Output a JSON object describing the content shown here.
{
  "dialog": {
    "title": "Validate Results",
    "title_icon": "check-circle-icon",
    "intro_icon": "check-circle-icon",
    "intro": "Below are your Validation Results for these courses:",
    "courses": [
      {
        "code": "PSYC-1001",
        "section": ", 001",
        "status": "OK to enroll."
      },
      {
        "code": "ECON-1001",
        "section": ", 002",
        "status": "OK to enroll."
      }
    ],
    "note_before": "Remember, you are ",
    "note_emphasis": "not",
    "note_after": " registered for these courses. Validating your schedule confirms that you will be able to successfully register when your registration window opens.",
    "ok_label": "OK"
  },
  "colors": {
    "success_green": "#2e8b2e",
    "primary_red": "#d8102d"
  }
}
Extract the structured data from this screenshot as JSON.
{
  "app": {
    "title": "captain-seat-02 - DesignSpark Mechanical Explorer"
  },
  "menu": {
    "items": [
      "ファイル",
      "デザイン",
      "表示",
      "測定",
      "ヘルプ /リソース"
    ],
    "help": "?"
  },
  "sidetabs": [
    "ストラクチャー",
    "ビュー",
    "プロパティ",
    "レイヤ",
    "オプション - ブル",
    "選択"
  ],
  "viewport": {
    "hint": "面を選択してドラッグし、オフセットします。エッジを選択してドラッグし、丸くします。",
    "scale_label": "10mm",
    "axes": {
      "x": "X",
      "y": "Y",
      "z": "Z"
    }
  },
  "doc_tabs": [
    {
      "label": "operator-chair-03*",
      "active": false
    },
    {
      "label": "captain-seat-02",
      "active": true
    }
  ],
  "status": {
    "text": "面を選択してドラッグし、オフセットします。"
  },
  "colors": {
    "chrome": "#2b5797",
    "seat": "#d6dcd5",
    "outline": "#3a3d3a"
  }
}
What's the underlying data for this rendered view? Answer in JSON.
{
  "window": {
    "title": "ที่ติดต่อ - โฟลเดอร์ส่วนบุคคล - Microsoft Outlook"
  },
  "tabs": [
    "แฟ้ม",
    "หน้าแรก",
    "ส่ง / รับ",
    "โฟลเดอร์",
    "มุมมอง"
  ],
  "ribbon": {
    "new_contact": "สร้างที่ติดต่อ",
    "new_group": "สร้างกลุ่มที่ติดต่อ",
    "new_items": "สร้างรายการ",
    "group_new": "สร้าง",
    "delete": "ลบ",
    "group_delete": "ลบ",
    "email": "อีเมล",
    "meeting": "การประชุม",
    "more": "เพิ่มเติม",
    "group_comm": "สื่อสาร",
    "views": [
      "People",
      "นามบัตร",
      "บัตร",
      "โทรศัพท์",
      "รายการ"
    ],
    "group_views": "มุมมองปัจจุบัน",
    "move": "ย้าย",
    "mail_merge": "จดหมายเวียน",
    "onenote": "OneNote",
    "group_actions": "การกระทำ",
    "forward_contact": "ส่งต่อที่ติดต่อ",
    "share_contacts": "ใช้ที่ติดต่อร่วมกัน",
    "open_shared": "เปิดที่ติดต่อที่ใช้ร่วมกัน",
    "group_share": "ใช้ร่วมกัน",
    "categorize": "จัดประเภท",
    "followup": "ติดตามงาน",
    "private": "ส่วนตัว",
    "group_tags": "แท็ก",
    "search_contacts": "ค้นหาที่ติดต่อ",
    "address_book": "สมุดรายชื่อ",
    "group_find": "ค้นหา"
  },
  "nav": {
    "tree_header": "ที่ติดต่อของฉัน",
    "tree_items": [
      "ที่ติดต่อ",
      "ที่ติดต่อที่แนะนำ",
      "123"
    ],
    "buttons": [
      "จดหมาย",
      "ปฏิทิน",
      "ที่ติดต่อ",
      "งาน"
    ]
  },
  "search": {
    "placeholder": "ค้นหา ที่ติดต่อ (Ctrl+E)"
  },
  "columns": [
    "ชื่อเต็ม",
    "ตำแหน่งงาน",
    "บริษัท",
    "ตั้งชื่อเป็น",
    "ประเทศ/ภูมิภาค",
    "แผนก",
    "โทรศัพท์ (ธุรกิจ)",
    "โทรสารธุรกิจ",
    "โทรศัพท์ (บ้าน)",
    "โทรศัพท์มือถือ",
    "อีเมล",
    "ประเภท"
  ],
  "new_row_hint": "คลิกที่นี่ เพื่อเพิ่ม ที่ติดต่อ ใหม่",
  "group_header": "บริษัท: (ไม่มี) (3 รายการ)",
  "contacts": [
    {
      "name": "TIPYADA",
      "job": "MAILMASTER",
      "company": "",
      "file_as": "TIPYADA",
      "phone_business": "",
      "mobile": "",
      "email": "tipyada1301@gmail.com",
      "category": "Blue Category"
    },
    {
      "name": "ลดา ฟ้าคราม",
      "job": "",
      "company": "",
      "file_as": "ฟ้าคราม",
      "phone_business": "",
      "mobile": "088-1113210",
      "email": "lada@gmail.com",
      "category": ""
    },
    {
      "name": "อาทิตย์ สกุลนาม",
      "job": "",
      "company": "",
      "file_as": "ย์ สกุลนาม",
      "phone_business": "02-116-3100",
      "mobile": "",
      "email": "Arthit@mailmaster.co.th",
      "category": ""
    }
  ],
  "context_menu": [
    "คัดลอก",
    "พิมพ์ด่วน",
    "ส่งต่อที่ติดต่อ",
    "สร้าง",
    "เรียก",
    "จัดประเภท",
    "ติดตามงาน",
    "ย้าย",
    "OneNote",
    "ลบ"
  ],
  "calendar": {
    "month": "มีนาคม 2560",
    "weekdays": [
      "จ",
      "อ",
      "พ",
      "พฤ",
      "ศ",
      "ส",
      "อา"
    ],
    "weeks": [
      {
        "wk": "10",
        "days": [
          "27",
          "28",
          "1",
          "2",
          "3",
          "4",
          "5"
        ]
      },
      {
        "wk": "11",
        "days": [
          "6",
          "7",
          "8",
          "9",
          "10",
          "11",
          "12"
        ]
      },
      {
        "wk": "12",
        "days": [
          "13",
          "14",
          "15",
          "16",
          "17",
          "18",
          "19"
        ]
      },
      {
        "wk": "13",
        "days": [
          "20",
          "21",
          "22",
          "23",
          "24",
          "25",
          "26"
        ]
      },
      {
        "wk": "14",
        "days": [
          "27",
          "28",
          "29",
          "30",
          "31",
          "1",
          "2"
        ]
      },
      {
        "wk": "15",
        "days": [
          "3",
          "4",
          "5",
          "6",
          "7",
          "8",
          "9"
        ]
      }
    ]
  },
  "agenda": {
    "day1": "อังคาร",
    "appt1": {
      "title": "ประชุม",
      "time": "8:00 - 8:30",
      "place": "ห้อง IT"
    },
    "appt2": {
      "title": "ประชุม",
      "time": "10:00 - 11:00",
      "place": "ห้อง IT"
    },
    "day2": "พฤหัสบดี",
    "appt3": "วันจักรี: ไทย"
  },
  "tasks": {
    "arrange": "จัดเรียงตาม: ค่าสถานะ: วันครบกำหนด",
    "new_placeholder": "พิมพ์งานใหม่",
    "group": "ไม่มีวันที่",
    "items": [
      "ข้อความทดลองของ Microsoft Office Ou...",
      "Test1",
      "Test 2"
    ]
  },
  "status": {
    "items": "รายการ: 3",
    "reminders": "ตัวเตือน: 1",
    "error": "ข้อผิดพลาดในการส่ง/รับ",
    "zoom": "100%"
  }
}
◇ ◇ ◇ ◇
### WHAT YOU ARE ASKED TO DO
Copy out all of the lines above exactly.

### RESULT OF THE TASK
Output a JSON object describing the content shown here.
{
  "dialog": {
    "title": "Validate Results",
    "title_icon": "check-circle-icon",
    "intro_icon": "check-circle-icon",
    "intro": "Below are your Validation Results for these courses:",
    "courses": [
      {
        "code": "PSYC-1001",
        "section": ", 001",
        "status": "OK to enroll."
      },
      {
        "code": "ECON-1001",
        "section": ", 002",
        "status": "OK to enroll."
      }
    ],
    "note_before": "Remember, you are ",
    "note_emphasis": "not",
    "note_after": " registered for these courses. Validating your schedule confirms that you will be able to successfully register when your registration window opens.",
    "ok_label": "OK"
  },
  "colors": {
    "success_green": "#2e8b2e",
    "primary_red": "#d8102d"
  }
}
Extract the structured data from this screenshot as JSON.
{
  "app": {
    "title": "captain-seat-02 - DesignSpark Mechanical Explorer"
  },
  "menu": {
    "items": [
      "ファイル",
      "デザイン",
      "表示",
      "測定",
      "ヘルプ /リソース"
    ],
    "help": "?"
  },
  "sidetabs": [
    "ストラクチャー",
    "ビュー",
    "プロパティ",
    "レイヤ",
    "オプション - ブル",
    "選択"
  ],
  "viewport": {
    "hint": "面を選択してドラッグし、オフセットします。エッジを選択してドラッグし、丸くします。",
    "scale_label": "10mm",
    "axes": {
      "x": "X",
      "y": "Y",
      "z": "Z"
    }
  },
  "doc_tabs": [
    {
      "label": "operator-chair-03*",
      "active": false
    },
    {
      "label": "captain-seat-02",
      "active": true
    }
  ],
  "status": {
    "text": "面を選択してドラッグし、オフセットします。"
  },
  "colors": {
    "chrome": "#2b5797",
    "seat": "#d6dcd5",
    "outline": "#3a3d3a"
  }
}
What's the underlying data for this rendered view? Answer in JSON.
{
  "window": {
    "title": "ที่ติดต่อ - โฟลเดอร์ส่วนบุคคล - Microsoft Outlook"
  },
  "tabs": [
    "แฟ้ม",
    "หน้าแรก",
    "ส่ง / รับ",
    "โฟลเดอร์",
    "มุมมอง"
  ],
  "ribbon": {
    "new_contact": "สร้างที่ติดต่อ",
    "new_group": "สร้างกลุ่มที่ติดต่อ",
    "new_items": "สร้างรายการ",
    "group_new": "สร้าง",
    "delete": "ลบ",
    "group_delete": "ลบ",
    "email": "อีเมล",
    "meeting": "การประชุม",
    "more": "เพิ่มเติม",
    "group_comm": "สื่อสาร",
    "views": [
      "People",
      "นามบัตร",
      "บัตร",
      "โทรศัพท์",
      "รายการ"
    ],
    "group_views": "มุมมองปัจจุบัน",
    "move": "ย้าย",
    "mail_merge": "จดหมายเวียน",
    "onenote": "OneNote",
    "group_actions": "การกระทำ",
    "forward_contact": "ส่งต่อที่ติดต่อ",
    "share_contacts": "ใช้ที่ติดต่อร่วมกัน",
    "open_shared": "เปิดที่ติดต่อที่ใช้ร่วมกัน",
    "group_share": "ใช้ร่วมกัน",
    "categorize": "จัดประเภท",
    "followup": "ติดตามงาน",
    "private": "ส่วนตัว",
    "group_tags": "แท็ก",
    "search_contacts": "ค้นหาที่ติดต่อ",
    "address_book": "สมุดรายชื่อ",
    "group_find": "ค้นหา"
  },
  "nav": {
    "tree_header": "ที่ติดต่อของฉัน",
    "tree_items": [
      "ที่ติดต่อ",
      "ที่ติดต่อที่แนะนำ",
      "123"
    ],
    "buttons": [
      "จดหมาย",
      "ปฏิทิน",
      "ที่ติดต่อ",
      "งาน"
    ]
  },
  "search": {
    "placeholder": "ค้นหา ที่ติดต่อ (Ctrl+E)"
  },
  "columns": [
    "ชื่อเต็ม",
    "ตำแหน่งงาน",
    "บริษัท",
    "ตั้งชื่อเป็น",
    "ประเทศ/ภูมิภาค",
    "แผนก",
    "โทรศัพท์ (ธุรกิจ)",
    "โทรสารธุรกิจ",
    "โทรศัพท์ (บ้าน)",
    "โทรศัพท์มือถือ",
    "อีเมล",
    "ประเภท"
  ],
  "new_row_hint": "คลิกที่นี่ เพื่อเพิ่ม ที่ติดต่อ ใหม่",
  "group_header": "บริษัท: (ไม่มี) (3 รายการ)",
  "contacts": [
    {
      "name": "TIPYADA",
      "job": "MAILMASTER",
      "company": "",
      "file_as": "TIPYADA",
      "phone_business": "",
      "mobile": "",
      "email": "tipyada1301@gmail.com",
      "category": "Blue Category"
    },
    {
      "name": "ลดา ฟ้าคราม",
      "job": "",
      "company": "",
      "file_as": "ฟ้าคราม",
      "phone_business": "",
      "mobile": "088-1113210",
      "email": "lada@gmail.com",
      "category": ""
    },
    {
      "name": "อาทิตย์ สกุลนาม",
      "job": "",
      "company": "",
      "file_as": "ย์ สกุลนาม",
      "phone_business": "02-116-3100",
      "mobile": "",
      "email": "Arthit@mailmaster.co.th",
      "category": ""
    }
  ],
  "context_menu": [
    "คัดลอก",
    "พิมพ์ด่วน",
    "ส่งต่อที่ติดต่อ",
    "สร้าง",
    "เรียก",
    "จัดประเภท",
    "ติดตามงาน",
    "ย้าย",
    "OneNote",
    "ลบ"
  ],
  "calendar": {
    "month": "มีนาคม 2560",
    "weekdays": [
      "จ",
      "อ",
      "พ",
      "พฤ",
      "ศ",
      "ส",
      "อา"
    ],
    "weeks": [
      {
        "wk": "10",
        "days": [
          "27",
          "28",
          "1",
          "2",
          "3",
          "4",
          "5"
        ]
      },
      {
        "wk": "11",
        "days": [
          "6",
          "7",
          "8",
          "9",
          "10",
          "11",
          "12"
        ]
      },
      {
        "wk": "12",
        "days": [
          "13",
          "14",
          "15",
          "16",
          "17",
          "18",
          "19"
        ]
      },
      {
        "wk": "13",
        "days": [
          "20",
          "21",
          "22",
          "23",
          "24",
          "25",
          "26"
        ]
      },
      {
        "wk": "14",
        "days": [
          "27",
          "28",
          "29",
          "30",
          "31",
          "1",
          "2"
        ]
      },
      {
        "wk": "15",
        "days": [
          "3",
          "4",
          "5",
          "6",
          "7",
          "8",
          "9"
        ]
      }
    ]
  },
  "agenda": {
    "day1": "อังคาร",
    "appt1": {
      "title": "ประชุม",
      "time": "8:00 - 8:30",
      "place": "ห้อง IT"
    },
    "appt2": {
      "title": "ประชุม",
      "time": "10:00 - 11:00",
      "place": "ห้อง IT"
    },
    "day2": "พฤหัสบดี",
    "appt3": "วันจักรี: ไทย"
  },
  "tasks": {
    "arrange": "จัดเรียงตาม: ค่าสถานะ: วันครบกำหนด",
    "new_placeholder": "พิมพ์งานใหม่",
    "group": "ไม่มีวันที่",
    "items": [
      "ข้อความทดลองของ Microsoft Office Ou...",
      "Test1",
      "Test 2"
    ]
  },
  "status": {
    "items": "รายการ: 3",
    "reminders": "ตัวเตือน: 1",
    "error": "ข้อผิดพลาดในการส่ง/รับ",
    "zoom": "100%"
  }
}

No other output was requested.